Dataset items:

--*--

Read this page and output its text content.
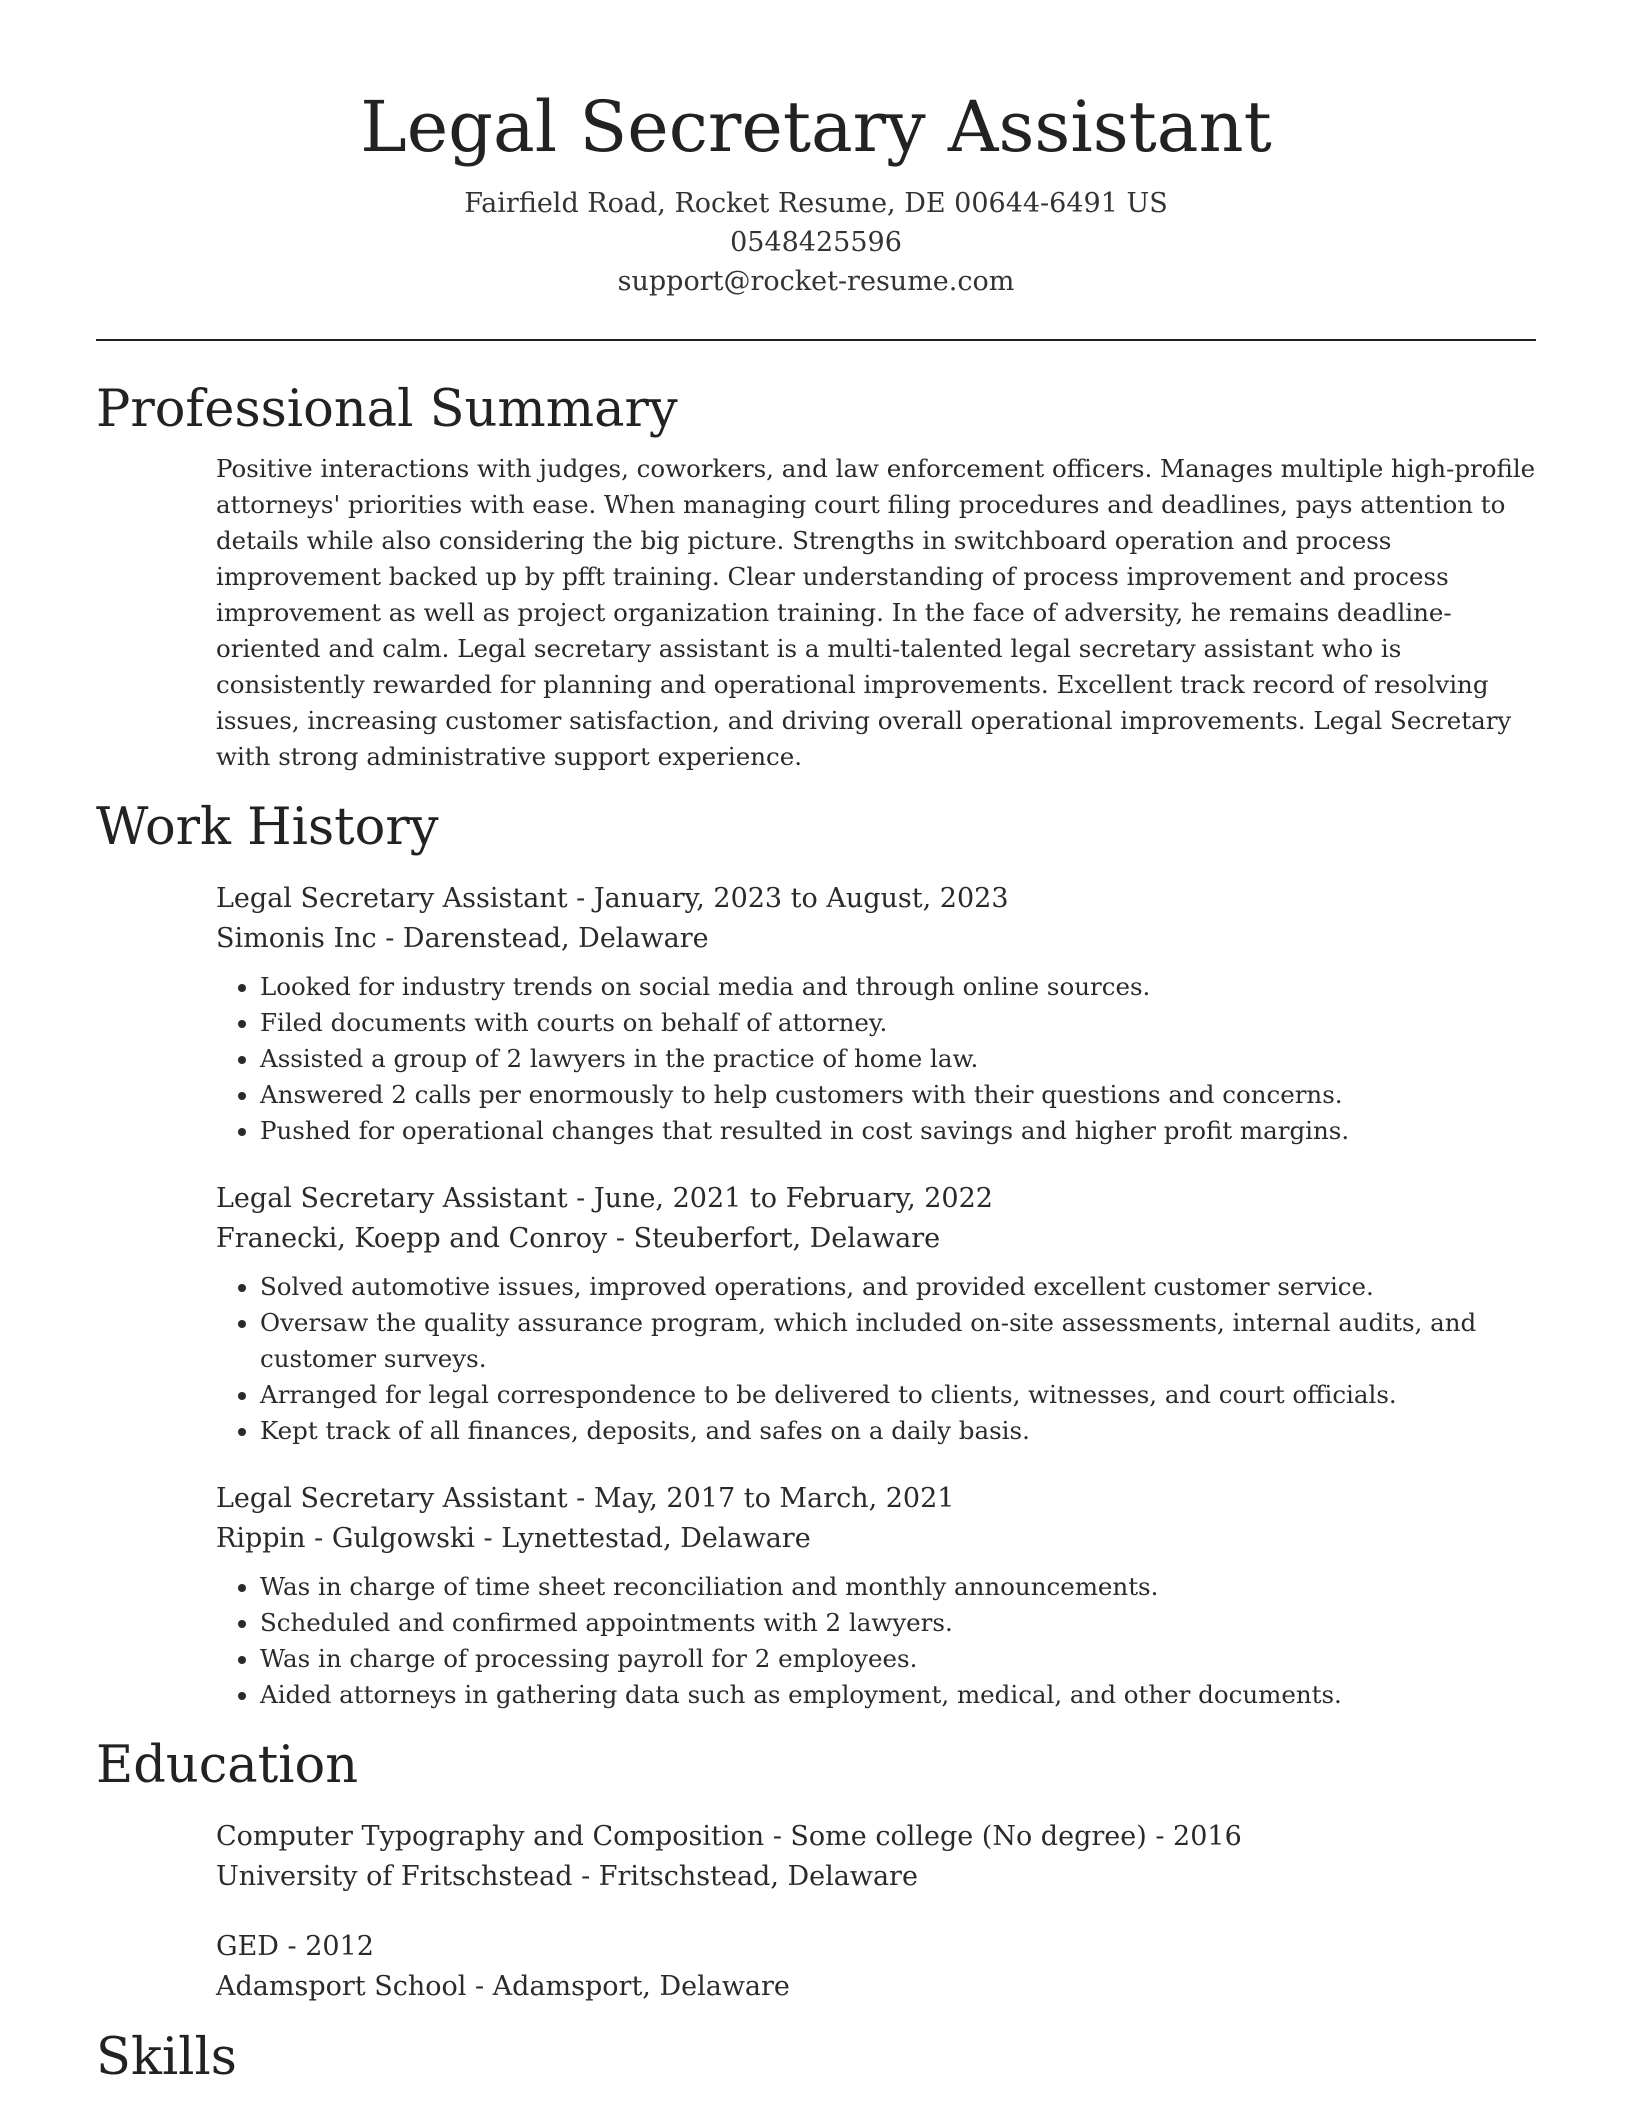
Legal Secretary Assistant
Fairfield Road, Rocket Resume, DE 00644-6491 US
0548425596
support@rocket-resume.com
Professional Summary

Positive interactions with judges, coworkers, and law enforcement officers. Manages multiple high-profile attorneys' priorities with ease. When managing court filing procedures and deadlines, pays attention to details while also considering the big picture. Strengths in switchboard operation and process improvement backed up by pfft training. Clear understanding of process improvement and process improvement as well as project organization training. In the face of adversity, he remains deadline-oriented and calm. Legal secretary assistant is a multi-talented legal secretary assistant who is consistently rewarded for planning and operational improvements. Excellent track record of resolving issues, increasing customer satisfaction, and driving overall operational improvements. Legal Secretary with strong administrative support experience.

Work History
Legal Secretary Assistant - January, 2023 to August, 2023
Simonis Inc - Darenstead, Delaware
• Looked for industry trends on social media and through online sources.
• Filed documents with courts on behalf of attorney.
• Assisted a group of 2 lawyers in the practice of home law.
• Answered 2 calls per enormously to help customers with their questions and concerns.
• Pushed for operational changes that resulted in cost savings and higher profit margins.
Legal Secretary Assistant - June, 2021 to February, 2022
Franecki, Koepp and Conroy - Steuberfort, Delaware
• Solved automotive issues, improved operations, and provided excellent customer service.
• Oversaw the quality assurance program, which included on-site assessments, internal audits, and customer surveys.
• Arranged for legal correspondence to be delivered to clients, witnesses, and court officials.
• Kept track of all finances, deposits, and safes on a daily basis.
Legal Secretary Assistant - May, 2017 to March, 2021
Rippin - Gulgowski - Lynettestad, Delaware
• Was in charge of time sheet reconciliation and monthly announcements.
• Scheduled and confirmed appointments with 2 lawyers.
• Was in charge of processing payroll for 2 employees.
• Aided attorneys in gathering data such as employment, medical, and other documents.
Education
Computer Typography and Composition - Some college (No degree) - 2016
University of Fritschstead - Fritschstead, Delaware
GED - 2012
Adamsport School - Adamsport, Delaware
Skills
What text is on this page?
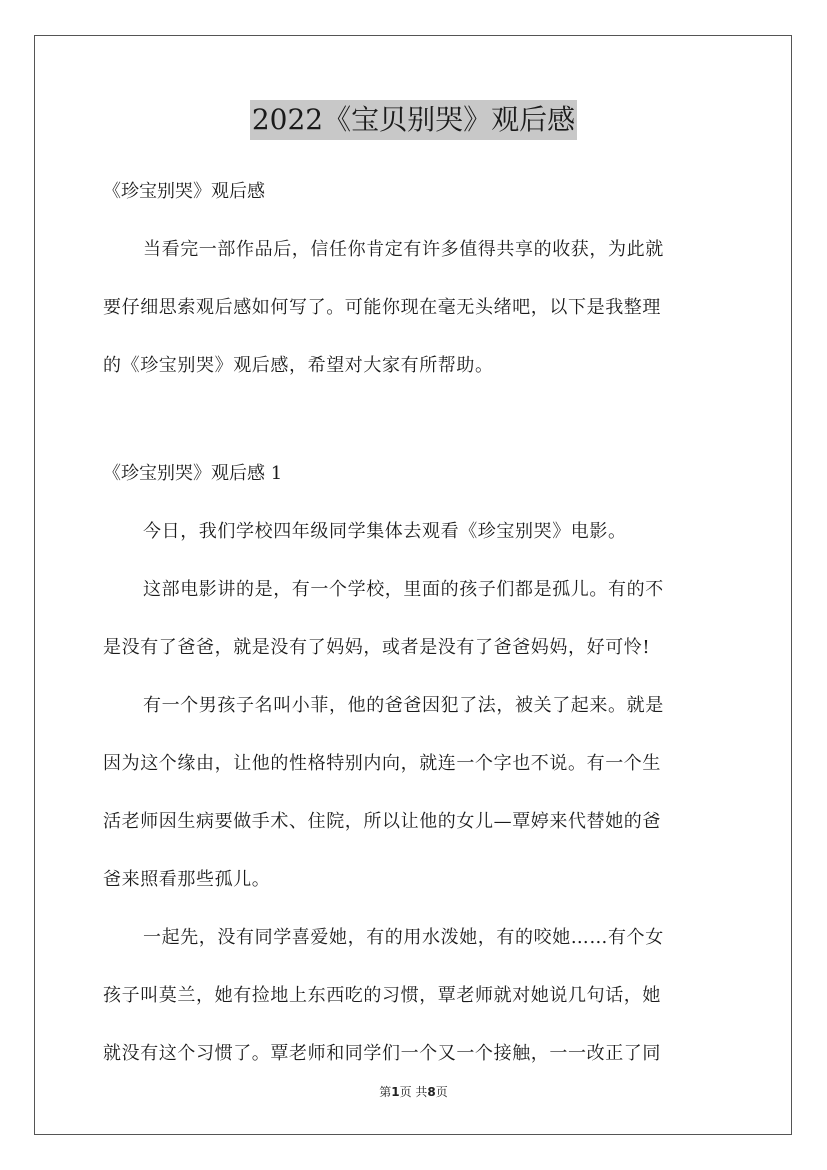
2022《宝贝别哭》观后感
《珍宝别哭》观后感
当看完一部作品后，信任你肯定有许多值得共享的收获，为此就
要仔细思索观后感如何写了。可能你现在毫无头绪吧，以下是我整理
的《珍宝别哭》观后感，希望对大家有所帮助。
《珍宝别哭》观后感 1
今日，我们学校四年级同学集体去观看《珍宝别哭》电影。
这部电影讲的是，有一个学校，里面的孩子们都是孤儿。有的不
是没有了爸爸，就是没有了妈妈，或者是没有了爸爸妈妈，好可怜!
有一个男孩子名叫小菲，他的爸爸因犯了法，被关了起来。就是
因为这个缘由，让他的性格特别内向，就连一个字也不说。有一个生
活老师因生病要做手术、住院，所以让他的女儿—覃婷来代替她的爸
爸来照看那些孤儿。
一起先，没有同学喜爱她，有的用水泼她，有的咬她……有个女
孩子叫莫兰，她有捡地上东西吃的习惯，覃老师就对她说几句话，她
就没有这个习惯了。覃老师和同学们一个又一个接触，一一改正了同
第1页 共8页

--*--

What to do: From the material above, copy each line that includes the word "lawyers".

Result of the task:
• Assisted a group of 2 lawyers in the practice of home law.
• Scheduled and confirmed appointments with 2 lawyers.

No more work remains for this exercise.